## Exercise directions:
Return each line of the records holding the string "Связью".
··· Provided records
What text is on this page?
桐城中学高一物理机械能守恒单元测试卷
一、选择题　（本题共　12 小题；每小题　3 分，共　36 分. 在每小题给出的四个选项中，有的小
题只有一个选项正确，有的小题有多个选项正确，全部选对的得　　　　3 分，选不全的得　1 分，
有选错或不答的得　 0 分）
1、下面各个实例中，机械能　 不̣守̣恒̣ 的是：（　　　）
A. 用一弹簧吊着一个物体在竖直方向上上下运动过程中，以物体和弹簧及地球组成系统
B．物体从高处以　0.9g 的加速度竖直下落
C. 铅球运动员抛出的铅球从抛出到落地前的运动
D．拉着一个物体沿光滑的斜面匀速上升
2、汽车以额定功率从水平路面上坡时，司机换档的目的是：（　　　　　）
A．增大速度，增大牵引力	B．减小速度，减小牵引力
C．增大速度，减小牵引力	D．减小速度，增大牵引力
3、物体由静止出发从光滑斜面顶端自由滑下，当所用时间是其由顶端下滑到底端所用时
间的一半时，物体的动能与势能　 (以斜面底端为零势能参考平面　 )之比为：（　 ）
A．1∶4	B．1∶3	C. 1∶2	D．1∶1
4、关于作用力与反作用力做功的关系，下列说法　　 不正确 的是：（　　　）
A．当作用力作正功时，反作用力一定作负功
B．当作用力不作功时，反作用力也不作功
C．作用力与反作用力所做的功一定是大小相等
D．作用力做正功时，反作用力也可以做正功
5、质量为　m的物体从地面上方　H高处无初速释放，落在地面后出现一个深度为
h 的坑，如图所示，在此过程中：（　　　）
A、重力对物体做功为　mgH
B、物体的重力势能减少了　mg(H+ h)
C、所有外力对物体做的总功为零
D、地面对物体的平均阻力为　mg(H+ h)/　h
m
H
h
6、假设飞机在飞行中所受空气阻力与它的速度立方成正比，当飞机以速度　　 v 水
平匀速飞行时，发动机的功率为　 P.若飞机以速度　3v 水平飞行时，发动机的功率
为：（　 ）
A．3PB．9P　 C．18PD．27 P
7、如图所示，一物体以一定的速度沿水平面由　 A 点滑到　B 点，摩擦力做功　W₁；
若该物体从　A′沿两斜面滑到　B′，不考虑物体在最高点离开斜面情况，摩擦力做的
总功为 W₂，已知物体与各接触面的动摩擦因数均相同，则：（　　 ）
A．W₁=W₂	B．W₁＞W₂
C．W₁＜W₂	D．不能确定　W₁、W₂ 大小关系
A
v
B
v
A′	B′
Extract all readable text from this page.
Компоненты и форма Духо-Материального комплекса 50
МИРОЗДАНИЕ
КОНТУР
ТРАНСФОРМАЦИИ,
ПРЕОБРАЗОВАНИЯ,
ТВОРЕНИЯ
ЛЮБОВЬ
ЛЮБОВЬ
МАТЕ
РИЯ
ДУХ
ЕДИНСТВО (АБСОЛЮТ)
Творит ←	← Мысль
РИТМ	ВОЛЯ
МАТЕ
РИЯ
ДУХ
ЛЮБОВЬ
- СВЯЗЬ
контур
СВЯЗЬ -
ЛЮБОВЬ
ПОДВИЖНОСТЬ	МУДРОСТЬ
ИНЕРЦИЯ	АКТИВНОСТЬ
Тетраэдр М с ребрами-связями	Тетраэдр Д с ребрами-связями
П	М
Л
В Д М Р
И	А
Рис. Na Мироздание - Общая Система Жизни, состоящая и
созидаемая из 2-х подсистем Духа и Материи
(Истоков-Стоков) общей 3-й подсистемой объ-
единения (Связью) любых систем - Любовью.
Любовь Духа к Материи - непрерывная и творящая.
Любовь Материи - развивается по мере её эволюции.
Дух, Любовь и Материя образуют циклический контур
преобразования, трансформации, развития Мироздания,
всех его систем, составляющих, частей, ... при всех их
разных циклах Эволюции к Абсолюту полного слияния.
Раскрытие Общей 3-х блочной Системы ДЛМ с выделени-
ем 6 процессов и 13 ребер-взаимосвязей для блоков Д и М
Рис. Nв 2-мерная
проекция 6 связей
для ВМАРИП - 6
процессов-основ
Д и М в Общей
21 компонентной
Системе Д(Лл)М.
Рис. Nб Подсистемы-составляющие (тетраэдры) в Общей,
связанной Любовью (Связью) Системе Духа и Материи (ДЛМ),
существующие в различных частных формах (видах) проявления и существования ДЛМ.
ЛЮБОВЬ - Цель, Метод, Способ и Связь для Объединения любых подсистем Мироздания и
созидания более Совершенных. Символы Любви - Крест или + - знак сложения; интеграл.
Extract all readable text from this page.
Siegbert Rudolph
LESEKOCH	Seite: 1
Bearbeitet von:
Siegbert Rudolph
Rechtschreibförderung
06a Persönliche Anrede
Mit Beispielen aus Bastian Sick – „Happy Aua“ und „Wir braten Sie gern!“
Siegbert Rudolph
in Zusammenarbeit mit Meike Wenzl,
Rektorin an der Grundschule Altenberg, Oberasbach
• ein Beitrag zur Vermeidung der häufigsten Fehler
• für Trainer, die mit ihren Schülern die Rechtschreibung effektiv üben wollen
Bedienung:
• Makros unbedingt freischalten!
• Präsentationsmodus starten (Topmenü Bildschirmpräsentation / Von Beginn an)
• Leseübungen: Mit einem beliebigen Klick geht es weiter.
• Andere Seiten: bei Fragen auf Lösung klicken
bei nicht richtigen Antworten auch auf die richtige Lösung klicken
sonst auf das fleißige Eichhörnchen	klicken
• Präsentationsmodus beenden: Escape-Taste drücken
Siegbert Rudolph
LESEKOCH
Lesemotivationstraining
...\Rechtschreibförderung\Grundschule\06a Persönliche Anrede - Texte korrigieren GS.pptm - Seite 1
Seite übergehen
······
## Answer to this exercise:
единения (Связью) любых систем - Любовью.
связанной Любовью (Связью) Системе Духа и Материи (ДЛМ),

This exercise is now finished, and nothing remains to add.